▶ [TASK TO COMPLETE]: Replace each "up-arrow-icon" in the listing below with "increase-arrow-icon". Reproduce every line with no other change.

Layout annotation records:
•••••
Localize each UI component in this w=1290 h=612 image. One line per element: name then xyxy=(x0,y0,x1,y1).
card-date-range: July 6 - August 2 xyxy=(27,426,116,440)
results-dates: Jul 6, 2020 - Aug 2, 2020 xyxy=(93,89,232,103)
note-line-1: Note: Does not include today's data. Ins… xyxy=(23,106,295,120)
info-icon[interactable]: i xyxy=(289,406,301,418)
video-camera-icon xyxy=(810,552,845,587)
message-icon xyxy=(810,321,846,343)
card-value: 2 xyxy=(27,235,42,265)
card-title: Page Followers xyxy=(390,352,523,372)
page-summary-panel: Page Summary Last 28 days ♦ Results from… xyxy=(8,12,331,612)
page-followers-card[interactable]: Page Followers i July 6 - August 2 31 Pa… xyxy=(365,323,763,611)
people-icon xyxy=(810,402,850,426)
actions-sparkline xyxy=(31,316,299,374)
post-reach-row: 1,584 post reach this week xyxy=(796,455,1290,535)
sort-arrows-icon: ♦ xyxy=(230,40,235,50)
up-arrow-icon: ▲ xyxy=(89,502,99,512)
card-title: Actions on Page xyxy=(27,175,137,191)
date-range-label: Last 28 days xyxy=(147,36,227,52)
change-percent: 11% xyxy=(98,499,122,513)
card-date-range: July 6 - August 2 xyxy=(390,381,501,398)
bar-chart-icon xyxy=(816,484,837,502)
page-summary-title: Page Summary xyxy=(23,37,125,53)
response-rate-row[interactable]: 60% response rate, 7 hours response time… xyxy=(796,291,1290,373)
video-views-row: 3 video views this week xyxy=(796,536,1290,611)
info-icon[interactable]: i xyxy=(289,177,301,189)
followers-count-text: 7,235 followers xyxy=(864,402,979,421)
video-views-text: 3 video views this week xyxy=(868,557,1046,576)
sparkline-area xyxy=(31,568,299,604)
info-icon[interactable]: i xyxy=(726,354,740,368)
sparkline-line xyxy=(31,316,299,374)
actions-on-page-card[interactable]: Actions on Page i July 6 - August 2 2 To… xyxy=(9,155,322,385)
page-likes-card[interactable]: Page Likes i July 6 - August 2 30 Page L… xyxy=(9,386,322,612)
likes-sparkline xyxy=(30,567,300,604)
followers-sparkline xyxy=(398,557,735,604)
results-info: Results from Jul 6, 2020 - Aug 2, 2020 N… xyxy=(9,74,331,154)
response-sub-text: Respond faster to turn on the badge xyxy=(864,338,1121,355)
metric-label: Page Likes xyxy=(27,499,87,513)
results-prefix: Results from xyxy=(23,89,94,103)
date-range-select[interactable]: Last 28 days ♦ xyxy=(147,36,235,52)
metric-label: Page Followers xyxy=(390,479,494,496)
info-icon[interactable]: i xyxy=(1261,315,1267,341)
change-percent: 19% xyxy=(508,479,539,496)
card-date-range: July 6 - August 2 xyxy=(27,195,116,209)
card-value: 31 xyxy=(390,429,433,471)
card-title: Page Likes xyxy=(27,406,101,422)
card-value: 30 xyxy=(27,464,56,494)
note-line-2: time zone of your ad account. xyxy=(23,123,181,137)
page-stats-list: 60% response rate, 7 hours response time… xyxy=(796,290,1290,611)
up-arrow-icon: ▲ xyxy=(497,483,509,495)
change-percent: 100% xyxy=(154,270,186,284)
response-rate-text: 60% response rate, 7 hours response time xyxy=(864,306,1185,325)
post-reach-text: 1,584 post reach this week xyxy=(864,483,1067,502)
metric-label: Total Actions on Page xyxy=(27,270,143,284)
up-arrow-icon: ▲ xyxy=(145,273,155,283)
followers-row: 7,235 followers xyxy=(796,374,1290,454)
•••••
▶ [TASK OUTPUT]:
Localize each UI component in this w=1290 h=612 image. One line per element: name then xyxy=(x0,y0,x1,y1).
card-date-range: July 6 - August 2 xyxy=(27,426,116,440)
results-dates: Jul 6, 2020 - Aug 2, 2020 xyxy=(93,89,232,103)
note-line-1: Note: Does not include today's data. Ins… xyxy=(23,106,295,120)
info-icon[interactable]: i xyxy=(289,406,301,418)
video-camera-icon xyxy=(810,552,845,587)
message-icon xyxy=(810,321,846,343)
card-value: 2 xyxy=(27,235,42,265)
card-title: Page Followers xyxy=(390,352,523,372)
page-summary-panel: Page Summary Last 28 days ♦ Results from… xyxy=(8,12,331,612)
page-followers-card[interactable]: Page Followers i July 6 - August 2 31 Pa… xyxy=(365,323,763,611)
people-icon xyxy=(810,402,850,426)
actions-sparkline xyxy=(31,316,299,374)
post-reach-row: 1,584 post reach this week xyxy=(796,455,1290,535)
sort-arrows-icon: ♦ xyxy=(230,40,235,50)
increase-arrow-icon: ▲ xyxy=(89,502,99,512)
card-title: Actions on Page xyxy=(27,175,137,191)
date-range-label: Last 28 days xyxy=(147,36,227,52)
change-percent: 11% xyxy=(98,499,122,513)
card-date-range: July 6 - August 2 xyxy=(390,381,501,398)
bar-chart-icon xyxy=(816,484,837,502)
page-summary-title: Page Summary xyxy=(23,37,125,53)
response-rate-row[interactable]: 60% response rate, 7 hours response time… xyxy=(796,291,1290,373)
video-views-row: 3 video views this week xyxy=(796,536,1290,611)
info-icon[interactable]: i xyxy=(289,177,301,189)
followers-count-text: 7,235 followers xyxy=(864,402,979,421)
video-views-text: 3 video views this week xyxy=(868,557,1046,576)
sparkline-area xyxy=(31,568,299,604)
info-icon[interactable]: i xyxy=(726,354,740,368)
sparkline-line xyxy=(31,316,299,374)
actions-on-page-card[interactable]: Actions on Page i July 6 - August 2 2 To… xyxy=(9,155,322,385)
page-likes-card[interactable]: Page Likes i July 6 - August 2 30 Page L… xyxy=(9,386,322,612)
likes-sparkline xyxy=(30,567,300,604)
followers-sparkline xyxy=(398,557,735,604)
results-info: Results from Jul 6, 2020 - Aug 2, 2020 N… xyxy=(9,74,331,154)
response-sub-text: Respond faster to turn on the badge xyxy=(864,338,1121,355)
metric-label: Page Likes xyxy=(27,499,87,513)
results-prefix: Results from xyxy=(23,89,94,103)
date-range-select[interactable]: Last 28 days ♦ xyxy=(147,36,235,52)
metric-label: Page Followers xyxy=(390,479,494,496)
info-icon[interactable]: i xyxy=(1261,315,1267,341)
change-percent: 19% xyxy=(508,479,539,496)
card-date-range: July 6 - August 2 xyxy=(27,195,116,209)
card-value: 31 xyxy=(390,429,433,471)
card-title: Page Likes xyxy=(27,406,101,422)
card-value: 30 xyxy=(27,464,56,494)
note-line-2: time zone of your ad account. xyxy=(23,123,181,137)
page-stats-list: 60% response rate, 7 hours response time… xyxy=(796,290,1290,611)
increase-arrow-icon: ▲ xyxy=(497,483,509,495)
change-percent: 100% xyxy=(154,270,186,284)
response-rate-text: 60% response rate, 7 hours response time xyxy=(864,306,1185,325)
post-reach-text: 1,584 post reach this week xyxy=(864,483,1067,502)
metric-label: Total Actions on Page xyxy=(27,270,143,284)
increase-arrow-icon: ▲ xyxy=(145,273,155,283)
followers-row: 7,235 followers xyxy=(796,374,1290,454)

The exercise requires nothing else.